EXERCISE
Pull out all lines from the listing below in which the word "document" appears.

Data excerpts
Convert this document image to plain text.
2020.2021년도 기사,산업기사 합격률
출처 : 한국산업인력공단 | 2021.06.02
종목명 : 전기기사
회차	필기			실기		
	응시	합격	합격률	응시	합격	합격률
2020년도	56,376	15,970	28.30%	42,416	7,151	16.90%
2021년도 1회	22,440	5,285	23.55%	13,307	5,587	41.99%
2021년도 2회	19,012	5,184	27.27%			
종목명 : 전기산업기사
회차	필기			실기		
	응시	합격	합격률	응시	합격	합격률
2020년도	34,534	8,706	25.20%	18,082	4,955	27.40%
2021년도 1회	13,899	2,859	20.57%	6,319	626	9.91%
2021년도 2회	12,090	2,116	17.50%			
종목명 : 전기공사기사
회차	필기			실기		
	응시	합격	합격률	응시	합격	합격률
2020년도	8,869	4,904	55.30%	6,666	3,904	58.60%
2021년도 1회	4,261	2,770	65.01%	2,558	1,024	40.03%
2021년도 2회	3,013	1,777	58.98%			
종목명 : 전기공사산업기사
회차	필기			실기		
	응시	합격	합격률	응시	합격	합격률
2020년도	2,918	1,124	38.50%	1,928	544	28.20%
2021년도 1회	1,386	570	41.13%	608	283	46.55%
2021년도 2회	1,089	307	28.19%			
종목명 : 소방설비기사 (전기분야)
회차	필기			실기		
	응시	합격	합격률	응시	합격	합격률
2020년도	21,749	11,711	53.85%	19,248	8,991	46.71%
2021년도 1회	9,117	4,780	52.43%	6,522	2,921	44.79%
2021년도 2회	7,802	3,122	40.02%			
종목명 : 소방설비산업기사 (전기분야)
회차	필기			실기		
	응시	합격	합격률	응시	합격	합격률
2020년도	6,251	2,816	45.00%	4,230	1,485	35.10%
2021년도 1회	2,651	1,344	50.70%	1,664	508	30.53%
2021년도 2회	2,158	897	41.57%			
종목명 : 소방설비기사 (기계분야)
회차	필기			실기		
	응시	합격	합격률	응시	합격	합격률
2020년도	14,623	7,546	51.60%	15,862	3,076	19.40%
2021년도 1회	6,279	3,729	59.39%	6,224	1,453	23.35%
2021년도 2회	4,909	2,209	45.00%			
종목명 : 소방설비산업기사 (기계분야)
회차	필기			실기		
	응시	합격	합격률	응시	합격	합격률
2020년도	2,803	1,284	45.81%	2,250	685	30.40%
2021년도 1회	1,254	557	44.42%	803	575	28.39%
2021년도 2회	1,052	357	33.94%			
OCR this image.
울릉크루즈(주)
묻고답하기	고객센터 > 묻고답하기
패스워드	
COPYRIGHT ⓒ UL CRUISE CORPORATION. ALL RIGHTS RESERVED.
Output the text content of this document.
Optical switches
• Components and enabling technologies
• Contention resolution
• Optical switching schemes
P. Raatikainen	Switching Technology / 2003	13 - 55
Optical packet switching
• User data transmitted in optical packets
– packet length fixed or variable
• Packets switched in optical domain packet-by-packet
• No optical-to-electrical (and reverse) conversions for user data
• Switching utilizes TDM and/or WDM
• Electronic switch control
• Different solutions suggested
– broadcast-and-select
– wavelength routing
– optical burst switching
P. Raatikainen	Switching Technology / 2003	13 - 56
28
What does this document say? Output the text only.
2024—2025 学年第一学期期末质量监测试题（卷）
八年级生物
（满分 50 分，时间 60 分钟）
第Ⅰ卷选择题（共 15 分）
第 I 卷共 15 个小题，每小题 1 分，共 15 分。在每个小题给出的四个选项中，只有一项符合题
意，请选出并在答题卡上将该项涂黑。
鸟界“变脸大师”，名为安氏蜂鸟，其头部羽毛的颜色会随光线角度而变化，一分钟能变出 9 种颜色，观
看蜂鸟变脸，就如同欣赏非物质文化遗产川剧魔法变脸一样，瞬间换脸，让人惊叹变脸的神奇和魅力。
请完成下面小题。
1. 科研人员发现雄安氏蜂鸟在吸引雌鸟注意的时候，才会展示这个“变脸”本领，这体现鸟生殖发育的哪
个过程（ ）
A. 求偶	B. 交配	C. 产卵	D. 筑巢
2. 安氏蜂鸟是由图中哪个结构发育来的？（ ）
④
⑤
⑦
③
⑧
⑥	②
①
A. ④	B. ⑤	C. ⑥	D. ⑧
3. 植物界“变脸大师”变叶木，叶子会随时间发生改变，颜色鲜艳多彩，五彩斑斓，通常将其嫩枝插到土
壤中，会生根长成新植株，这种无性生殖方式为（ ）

RESULT FOR THIS EXERCISE
Convert this document image to plain text.
Output the text content of this document.
What does this document say? Output the text only.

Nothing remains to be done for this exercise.